> Material:

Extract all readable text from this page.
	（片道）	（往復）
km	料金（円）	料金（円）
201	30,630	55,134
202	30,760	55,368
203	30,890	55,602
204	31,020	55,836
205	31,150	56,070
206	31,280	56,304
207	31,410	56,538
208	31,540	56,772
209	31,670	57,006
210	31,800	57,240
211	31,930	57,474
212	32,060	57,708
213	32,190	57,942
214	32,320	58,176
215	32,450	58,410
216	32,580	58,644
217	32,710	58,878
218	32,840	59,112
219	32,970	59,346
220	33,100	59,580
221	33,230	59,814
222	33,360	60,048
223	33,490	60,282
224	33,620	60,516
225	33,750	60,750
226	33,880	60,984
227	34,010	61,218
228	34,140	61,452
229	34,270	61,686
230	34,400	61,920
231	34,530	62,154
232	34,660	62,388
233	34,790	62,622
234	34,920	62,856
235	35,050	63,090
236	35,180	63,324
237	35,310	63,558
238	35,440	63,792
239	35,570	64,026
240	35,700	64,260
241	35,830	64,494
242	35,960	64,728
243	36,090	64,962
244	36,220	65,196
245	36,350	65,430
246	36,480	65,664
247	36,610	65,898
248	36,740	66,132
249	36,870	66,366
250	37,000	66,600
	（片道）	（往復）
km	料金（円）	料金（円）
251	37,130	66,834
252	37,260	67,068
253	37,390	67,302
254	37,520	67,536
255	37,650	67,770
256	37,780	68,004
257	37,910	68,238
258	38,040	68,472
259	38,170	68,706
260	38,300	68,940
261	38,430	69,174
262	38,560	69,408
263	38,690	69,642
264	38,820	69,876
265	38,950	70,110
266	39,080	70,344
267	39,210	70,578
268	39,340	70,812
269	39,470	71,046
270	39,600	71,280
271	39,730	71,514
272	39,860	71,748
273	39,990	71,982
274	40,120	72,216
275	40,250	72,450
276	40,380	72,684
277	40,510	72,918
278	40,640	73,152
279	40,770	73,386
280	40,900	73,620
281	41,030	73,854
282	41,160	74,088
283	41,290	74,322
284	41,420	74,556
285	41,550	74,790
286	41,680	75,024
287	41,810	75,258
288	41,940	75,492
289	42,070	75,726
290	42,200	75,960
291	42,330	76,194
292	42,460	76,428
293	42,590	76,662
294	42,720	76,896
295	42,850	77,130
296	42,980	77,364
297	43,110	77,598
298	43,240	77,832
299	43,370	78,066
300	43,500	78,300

> Task directions:
Retype the listing. Match it exactly.

> Task solution:
Extract all readable text from this page.
	（片道）	（往復）
km	料金（円）	料金（円）
201	30,630	55,134
202	30,760	55,368
203	30,890	55,602
204	31,020	55,836
205	31,150	56,070
206	31,280	56,304
207	31,410	56,538
208	31,540	56,772
209	31,670	57,006
210	31,800	57,240
211	31,930	57,474
212	32,060	57,708
213	32,190	57,942
214	32,320	58,176
215	32,450	58,410
216	32,580	58,644
217	32,710	58,878
218	32,840	59,112
219	32,970	59,346
220	33,100	59,580
221	33,230	59,814
222	33,360	60,048
223	33,490	60,282
224	33,620	60,516
225	33,750	60,750
226	33,880	60,984
227	34,010	61,218
228	34,140	61,452
229	34,270	61,686
230	34,400	61,920
231	34,530	62,154
232	34,660	62,388
233	34,790	62,622
234	34,920	62,856
235	35,050	63,090
236	35,180	63,324
237	35,310	63,558
238	35,440	63,792
239	35,570	64,026
240	35,700	64,260
241	35,830	64,494
242	35,960	64,728
243	36,090	64,962
244	36,220	65,196
245	36,350	65,430
246	36,480	65,664
247	36,610	65,898
248	36,740	66,132
249	36,870	66,366
250	37,000	66,600
	（片道）	（往復）
km	料金（円）	料金（円）
251	37,130	66,834
252	37,260	67,068
253	37,390	67,302
254	37,520	67,536
255	37,650	67,770
256	37,780	68,004
257	37,910	68,238
258	38,040	68,472
259	38,170	68,706
260	38,300	68,940
261	38,430	69,174
262	38,560	69,408
263	38,690	69,642
264	38,820	69,876
265	38,950	70,110
266	39,080	70,344
267	39,210	70,578
268	39,340	70,812
269	39,470	71,046
270	39,600	71,280
271	39,730	71,514
272	39,860	71,748
273	39,990	71,982
274	40,120	72,216
275	40,250	72,450
276	40,380	72,684
277	40,510	72,918
278	40,640	73,152
279	40,770	73,386
280	40,900	73,620
281	41,030	73,854
282	41,160	74,088
283	41,290	74,322
284	41,420	74,556
285	41,550	74,790
286	41,680	75,024
287	41,810	75,258
288	41,940	75,492
289	42,070	75,726
290	42,200	75,960
291	42,330	76,194
292	42,460	76,428
293	42,590	76,662
294	42,720	76,896
295	42,850	77,130
296	42,980	77,364
297	43,110	77,598
298	43,240	77,832
299	43,370	78,066
300	43,500	78,300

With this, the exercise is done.